[BEGIN Data]

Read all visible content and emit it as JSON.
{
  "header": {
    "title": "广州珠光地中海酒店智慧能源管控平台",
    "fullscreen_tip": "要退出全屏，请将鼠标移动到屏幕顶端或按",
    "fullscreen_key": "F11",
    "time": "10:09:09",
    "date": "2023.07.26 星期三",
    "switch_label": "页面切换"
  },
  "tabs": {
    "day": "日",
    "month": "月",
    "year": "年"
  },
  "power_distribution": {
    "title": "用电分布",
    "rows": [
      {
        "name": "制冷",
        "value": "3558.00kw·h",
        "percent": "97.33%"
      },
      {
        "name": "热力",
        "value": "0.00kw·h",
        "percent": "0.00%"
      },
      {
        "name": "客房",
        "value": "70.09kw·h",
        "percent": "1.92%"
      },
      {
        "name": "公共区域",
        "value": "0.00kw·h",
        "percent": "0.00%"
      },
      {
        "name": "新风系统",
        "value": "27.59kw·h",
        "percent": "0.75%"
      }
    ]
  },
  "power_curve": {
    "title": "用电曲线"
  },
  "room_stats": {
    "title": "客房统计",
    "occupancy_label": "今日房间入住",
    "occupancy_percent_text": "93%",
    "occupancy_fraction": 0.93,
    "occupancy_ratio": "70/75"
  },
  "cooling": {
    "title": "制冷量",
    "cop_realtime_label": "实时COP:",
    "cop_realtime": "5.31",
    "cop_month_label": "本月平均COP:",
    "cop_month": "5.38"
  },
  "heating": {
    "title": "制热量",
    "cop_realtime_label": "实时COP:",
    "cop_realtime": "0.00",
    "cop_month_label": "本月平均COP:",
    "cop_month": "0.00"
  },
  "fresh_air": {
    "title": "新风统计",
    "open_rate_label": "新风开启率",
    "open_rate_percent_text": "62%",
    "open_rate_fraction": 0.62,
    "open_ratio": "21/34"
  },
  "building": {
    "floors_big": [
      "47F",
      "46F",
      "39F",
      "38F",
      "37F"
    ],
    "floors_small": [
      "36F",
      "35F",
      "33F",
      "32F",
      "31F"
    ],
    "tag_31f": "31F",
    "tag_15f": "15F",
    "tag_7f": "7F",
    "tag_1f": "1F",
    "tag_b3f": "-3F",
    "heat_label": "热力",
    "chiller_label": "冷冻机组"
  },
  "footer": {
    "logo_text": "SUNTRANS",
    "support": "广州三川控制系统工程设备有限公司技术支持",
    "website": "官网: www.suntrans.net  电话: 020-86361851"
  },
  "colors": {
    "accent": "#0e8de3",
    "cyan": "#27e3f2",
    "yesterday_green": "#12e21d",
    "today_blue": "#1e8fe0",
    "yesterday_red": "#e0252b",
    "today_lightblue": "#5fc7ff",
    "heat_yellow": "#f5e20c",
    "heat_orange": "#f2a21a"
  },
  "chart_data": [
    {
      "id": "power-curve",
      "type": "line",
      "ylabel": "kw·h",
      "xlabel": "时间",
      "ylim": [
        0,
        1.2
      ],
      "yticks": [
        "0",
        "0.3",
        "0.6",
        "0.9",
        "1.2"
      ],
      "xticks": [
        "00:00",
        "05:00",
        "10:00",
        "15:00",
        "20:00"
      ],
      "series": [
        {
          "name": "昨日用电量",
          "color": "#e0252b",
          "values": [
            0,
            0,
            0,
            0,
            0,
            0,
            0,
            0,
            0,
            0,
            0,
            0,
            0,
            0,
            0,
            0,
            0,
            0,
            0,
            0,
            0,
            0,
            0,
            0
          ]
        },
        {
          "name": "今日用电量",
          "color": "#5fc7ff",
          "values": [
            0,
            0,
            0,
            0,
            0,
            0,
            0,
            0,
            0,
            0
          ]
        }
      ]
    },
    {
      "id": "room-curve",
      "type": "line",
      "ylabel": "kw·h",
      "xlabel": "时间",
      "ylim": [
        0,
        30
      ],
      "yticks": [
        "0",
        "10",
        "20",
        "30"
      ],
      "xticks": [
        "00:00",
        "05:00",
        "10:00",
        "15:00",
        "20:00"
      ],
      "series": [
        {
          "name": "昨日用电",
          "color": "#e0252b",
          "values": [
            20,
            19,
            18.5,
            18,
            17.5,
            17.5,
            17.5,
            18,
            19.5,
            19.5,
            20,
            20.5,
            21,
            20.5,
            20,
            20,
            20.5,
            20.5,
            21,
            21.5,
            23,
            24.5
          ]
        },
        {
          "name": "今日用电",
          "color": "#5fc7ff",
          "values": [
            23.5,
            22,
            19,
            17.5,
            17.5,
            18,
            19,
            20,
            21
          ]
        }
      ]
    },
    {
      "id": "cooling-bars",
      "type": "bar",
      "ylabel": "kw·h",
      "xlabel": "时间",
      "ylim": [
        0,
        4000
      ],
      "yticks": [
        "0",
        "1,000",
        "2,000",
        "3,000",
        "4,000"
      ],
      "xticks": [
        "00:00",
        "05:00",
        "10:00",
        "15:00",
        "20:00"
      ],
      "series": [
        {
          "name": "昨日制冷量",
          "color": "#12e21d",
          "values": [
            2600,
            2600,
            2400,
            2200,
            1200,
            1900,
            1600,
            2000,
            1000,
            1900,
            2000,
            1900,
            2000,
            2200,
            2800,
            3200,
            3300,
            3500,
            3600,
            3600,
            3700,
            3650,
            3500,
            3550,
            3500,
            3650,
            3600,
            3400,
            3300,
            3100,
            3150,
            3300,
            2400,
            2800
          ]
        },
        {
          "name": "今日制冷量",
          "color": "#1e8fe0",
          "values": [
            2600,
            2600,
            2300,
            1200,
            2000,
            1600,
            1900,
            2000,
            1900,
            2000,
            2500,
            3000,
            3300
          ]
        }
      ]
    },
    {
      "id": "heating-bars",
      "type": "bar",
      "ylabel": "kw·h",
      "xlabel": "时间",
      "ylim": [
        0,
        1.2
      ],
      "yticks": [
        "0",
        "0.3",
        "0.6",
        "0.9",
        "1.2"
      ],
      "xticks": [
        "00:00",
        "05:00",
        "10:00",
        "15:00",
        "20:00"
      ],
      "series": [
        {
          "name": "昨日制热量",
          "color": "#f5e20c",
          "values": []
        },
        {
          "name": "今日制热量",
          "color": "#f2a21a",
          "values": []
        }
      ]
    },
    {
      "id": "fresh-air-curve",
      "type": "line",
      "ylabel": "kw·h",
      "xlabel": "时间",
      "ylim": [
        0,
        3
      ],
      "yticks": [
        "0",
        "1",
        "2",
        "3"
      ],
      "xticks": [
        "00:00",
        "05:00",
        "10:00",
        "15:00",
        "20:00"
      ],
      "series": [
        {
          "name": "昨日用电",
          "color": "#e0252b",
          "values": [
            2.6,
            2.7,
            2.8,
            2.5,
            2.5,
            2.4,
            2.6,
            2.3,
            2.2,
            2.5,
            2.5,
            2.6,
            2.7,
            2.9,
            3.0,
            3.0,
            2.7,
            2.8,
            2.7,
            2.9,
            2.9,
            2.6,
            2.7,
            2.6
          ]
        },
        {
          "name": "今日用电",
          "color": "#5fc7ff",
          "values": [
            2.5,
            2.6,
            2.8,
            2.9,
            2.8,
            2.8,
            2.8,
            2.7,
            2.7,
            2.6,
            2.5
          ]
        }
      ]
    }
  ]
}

[END Data]

**Task instructions:** Retype all of the material, keeping each line exact.

**Output of the exercise:**
Read all visible content and emit it as JSON.
{
  "header": {
    "title": "广州珠光地中海酒店智慧能源管控平台",
    "fullscreen_tip": "要退出全屏，请将鼠标移动到屏幕顶端或按",
    "fullscreen_key": "F11",
    "time": "10:09:09",
    "date": "2023.07.26 星期三",
    "switch_label": "页面切换"
  },
  "tabs": {
    "day": "日",
    "month": "月",
    "year": "年"
  },
  "power_distribution": {
    "title": "用电分布",
    "rows": [
      {
        "name": "制冷",
        "value": "3558.00kw·h",
        "percent": "97.33%"
      },
      {
        "name": "热力",
        "value": "0.00kw·h",
        "percent": "0.00%"
      },
      {
        "name": "客房",
        "value": "70.09kw·h",
        "percent": "1.92%"
      },
      {
        "name": "公共区域",
        "value": "0.00kw·h",
        "percent": "0.00%"
      },
      {
        "name": "新风系统",
        "value": "27.59kw·h",
        "percent": "0.75%"
      }
    ]
  },
  "power_curve": {
    "title": "用电曲线"
  },
  "room_stats": {
    "title": "客房统计",
    "occupancy_label": "今日房间入住",
    "occupancy_percent_text": "93%",
    "occupancy_fraction": 0.93,
    "occupancy_ratio": "70/75"
  },
  "cooling": {
    "title": "制冷量",
    "cop_realtime_label": "实时COP:",
    "cop_realtime": "5.31",
    "cop_month_label": "本月平均COP:",
    "cop_month": "5.38"
  },
  "heating": {
    "title": "制热量",
    "cop_realtime_label": "实时COP:",
    "cop_realtime": "0.00",
    "cop_month_label": "本月平均COP:",
    "cop_month": "0.00"
  },
  "fresh_air": {
    "title": "新风统计",
    "open_rate_label": "新风开启率",
    "open_rate_percent_text": "62%",
    "open_rate_fraction": 0.62,
    "open_ratio": "21/34"
  },
  "building": {
    "floors_big": [
      "47F",
      "46F",
      "39F",
      "38F",
      "37F"
    ],
    "floors_small": [
      "36F",
      "35F",
      "33F",
      "32F",
      "31F"
    ],
    "tag_31f": "31F",
    "tag_15f": "15F",
    "tag_7f": "7F",
    "tag_1f": "1F",
    "tag_b3f": "-3F",
    "heat_label": "热力",
    "chiller_label": "冷冻机组"
  },
  "footer": {
    "logo_text": "SUNTRANS",
    "support": "广州三川控制系统工程设备有限公司技术支持",
    "website": "官网: www.suntrans.net  电话: 020-86361851"
  },
  "colors": {
    "accent": "#0e8de3",
    "cyan": "#27e3f2",
    "yesterday_green": "#12e21d",
    "today_blue": "#1e8fe0",
    "yesterday_red": "#e0252b",
    "today_lightblue": "#5fc7ff",
    "heat_yellow": "#f5e20c",
    "heat_orange": "#f2a21a"
  },
  "chart_data": [
    {
      "id": "power-curve",
      "type": "line",
      "ylabel": "kw·h",
      "xlabel": "时间",
      "ylim": [
        0,
        1.2
      ],
      "yticks": [
        "0",
        "0.3",
        "0.6",
        "0.9",
        "1.2"
      ],
      "xticks": [
        "00:00",
        "05:00",
        "10:00",
        "15:00",
        "20:00"
      ],
      "series": [
        {
          "name": "昨日用电量",
          "color": "#e0252b",
          "values": [
            0,
            0,
            0,
            0,
            0,
            0,
            0,
            0,
            0,
            0,
            0,
            0,
            0,
            0,
            0,
            0,
            0,
            0,
            0,
            0,
            0,
            0,
            0,
            0
          ]
        },
        {
          "name": "今日用电量",
          "color": "#5fc7ff",
          "values": [
            0,
            0,
            0,
            0,
            0,
            0,
            0,
            0,
            0,
            0
          ]
        }
      ]
    },
    {
      "id": "room-curve",
      "type": "line",
      "ylabel": "kw·h",
      "xlabel": "时间",
      "ylim": [
        0,
        30
      ],
      "yticks": [
        "0",
        "10",
        "20",
        "30"
      ],
      "xticks": [
        "00:00",
        "05:00",
        "10:00",
        "15:00",
        "20:00"
      ],
      "series": [
        {
          "name": "昨日用电",
          "color": "#e0252b",
          "values": [
            20,
            19,
            18.5,
            18,
            17.5,
            17.5,
            17.5,
            18,
            19.5,
            19.5,
            20,
            20.5,
            21,
            20.5,
            20,
            20,
            20.5,
            20.5,
            21,
            21.5,
            23,
            24.5
          ]
        },
        {
          "name": "今日用电",
          "color": "#5fc7ff",
          "values": [
            23.5,
            22,
            19,
            17.5,
            17.5,
            18,
            19,
            20,
            21
          ]
        }
      ]
    },
    {
      "id": "cooling-bars",
      "type": "bar",
      "ylabel": "kw·h",
      "xlabel": "时间",
      "ylim": [
        0,
        4000
      ],
      "yticks": [
        "0",
        "1,000",
        "2,000",
        "3,000",
        "4,000"
      ],
      "xticks": [
        "00:00",
        "05:00",
        "10:00",
        "15:00",
        "20:00"
      ],
      "series": [
        {
          "name": "昨日制冷量",
          "color": "#12e21d",
          "values": [
            2600,
            2600,
            2400,
            2200,
            1200,
            1900,
            1600,
            2000,
            1000,
            1900,
            2000,
            1900,
            2000,
            2200,
            2800,
            3200,
            3300,
            3500,
            3600,
            3600,
            3700,
            3650,
            3500,
            3550,
            3500,
            3650,
            3600,
            3400,
            3300,
            3100,
            3150,
            3300,
            2400,
            2800
          ]
        },
        {
          "name": "今日制冷量",
          "color": "#1e8fe0",
          "values": [
            2600,
            2600,
            2300,
            1200,
            2000,
            1600,
            1900,
            2000,
            1900,
            2000,
            2500,
            3000,
            3300
          ]
        }
      ]
    },
    {
      "id": "heating-bars",
      "type": "bar",
      "ylabel": "kw·h",
      "xlabel": "时间",
      "ylim": [
        0,
        1.2
      ],
      "yticks": [
        "0",
        "0.3",
        "0.6",
        "0.9",
        "1.2"
      ],
      "xticks": [
        "00:00",
        "05:00",
        "10:00",
        "15:00",
        "20:00"
      ],
      "series": [
        {
          "name": "昨日制热量",
          "color": "#f5e20c",
          "values": []
        },
        {
          "name": "今日制热量",
          "color": "#f2a21a",
          "values": []
        }
      ]
    },
    {
      "id": "fresh-air-curve",
      "type": "line",
      "ylabel": "kw·h",
      "xlabel": "时间",
      "ylim": [
        0,
        3
      ],
      "yticks": [
        "0",
        "1",
        "2",
        "3"
      ],
      "xticks": [
        "00:00",
        "05:00",
        "10:00",
        "15:00",
        "20:00"
      ],
      "series": [
        {
          "name": "昨日用电",
          "color": "#e0252b",
          "values": [
            2.6,
            2.7,
            2.8,
            2.5,
            2.5,
            2.4,
            2.6,
            2.3,
            2.2,
            2.5,
            2.5,
            2.6,
            2.7,
            2.9,
            3.0,
            3.0,
            2.7,
            2.8,
            2.7,
            2.9,
            2.9,
            2.6,
            2.7,
            2.6
          ]
        },
        {
          "name": "今日用电",
          "color": "#5fc7ff",
          "values": [
            2.5,
            2.6,
            2.8,
            2.9,
            2.8,
            2.8,
            2.8,
            2.7,
            2.7,
            2.6,
            2.5
          ]
        }
      ]
    }
  ]
}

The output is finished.